Records that describe figures:
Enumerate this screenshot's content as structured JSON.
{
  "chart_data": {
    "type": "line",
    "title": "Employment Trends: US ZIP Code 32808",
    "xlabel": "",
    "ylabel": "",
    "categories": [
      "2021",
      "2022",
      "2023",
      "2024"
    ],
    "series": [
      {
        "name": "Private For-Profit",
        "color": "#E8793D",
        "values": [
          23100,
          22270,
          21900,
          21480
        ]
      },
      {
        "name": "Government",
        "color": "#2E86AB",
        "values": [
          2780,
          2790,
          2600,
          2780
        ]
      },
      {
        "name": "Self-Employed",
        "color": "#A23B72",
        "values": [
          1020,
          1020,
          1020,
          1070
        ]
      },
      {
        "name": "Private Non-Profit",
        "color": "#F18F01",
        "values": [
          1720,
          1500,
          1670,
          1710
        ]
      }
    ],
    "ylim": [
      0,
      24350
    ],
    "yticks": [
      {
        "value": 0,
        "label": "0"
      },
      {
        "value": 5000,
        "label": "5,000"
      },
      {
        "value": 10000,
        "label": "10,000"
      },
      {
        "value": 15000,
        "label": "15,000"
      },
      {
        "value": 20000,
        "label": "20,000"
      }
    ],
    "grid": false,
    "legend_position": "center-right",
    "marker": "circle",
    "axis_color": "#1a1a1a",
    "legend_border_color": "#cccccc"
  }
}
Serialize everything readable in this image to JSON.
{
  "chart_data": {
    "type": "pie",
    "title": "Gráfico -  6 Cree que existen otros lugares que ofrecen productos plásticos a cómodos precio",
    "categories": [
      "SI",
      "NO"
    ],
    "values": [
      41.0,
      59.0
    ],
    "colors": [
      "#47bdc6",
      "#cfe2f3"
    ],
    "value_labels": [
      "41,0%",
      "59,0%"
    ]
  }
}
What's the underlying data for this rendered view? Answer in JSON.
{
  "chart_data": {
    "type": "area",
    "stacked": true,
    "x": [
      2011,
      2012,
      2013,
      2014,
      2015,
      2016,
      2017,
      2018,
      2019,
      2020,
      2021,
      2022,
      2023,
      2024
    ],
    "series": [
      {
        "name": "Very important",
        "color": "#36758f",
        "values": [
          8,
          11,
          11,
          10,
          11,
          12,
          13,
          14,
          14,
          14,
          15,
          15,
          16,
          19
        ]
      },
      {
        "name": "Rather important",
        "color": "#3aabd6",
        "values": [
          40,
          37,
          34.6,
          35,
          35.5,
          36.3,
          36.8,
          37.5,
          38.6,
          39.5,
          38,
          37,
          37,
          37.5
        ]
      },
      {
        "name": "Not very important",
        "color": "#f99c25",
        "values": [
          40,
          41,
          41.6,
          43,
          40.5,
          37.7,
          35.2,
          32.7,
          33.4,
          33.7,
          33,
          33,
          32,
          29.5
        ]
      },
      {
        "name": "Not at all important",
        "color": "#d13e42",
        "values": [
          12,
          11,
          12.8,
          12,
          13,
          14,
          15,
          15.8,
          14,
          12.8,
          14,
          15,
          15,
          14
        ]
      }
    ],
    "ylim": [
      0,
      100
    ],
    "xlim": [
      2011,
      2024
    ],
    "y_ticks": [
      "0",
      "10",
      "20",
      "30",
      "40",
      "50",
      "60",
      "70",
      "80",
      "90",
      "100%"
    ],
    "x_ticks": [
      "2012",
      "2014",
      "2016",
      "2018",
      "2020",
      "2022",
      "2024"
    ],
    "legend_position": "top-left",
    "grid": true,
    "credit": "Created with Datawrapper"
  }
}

GIVEN PROBLEM:
Return each line of the listing that holds the string "this".

RESULT OF THE EXERCISE:
Enumerate this screenshot's content as structured JSON.
Serialize everything readable in this image to JSON.
What's the underlying data for this rendered view? Answer in JSON.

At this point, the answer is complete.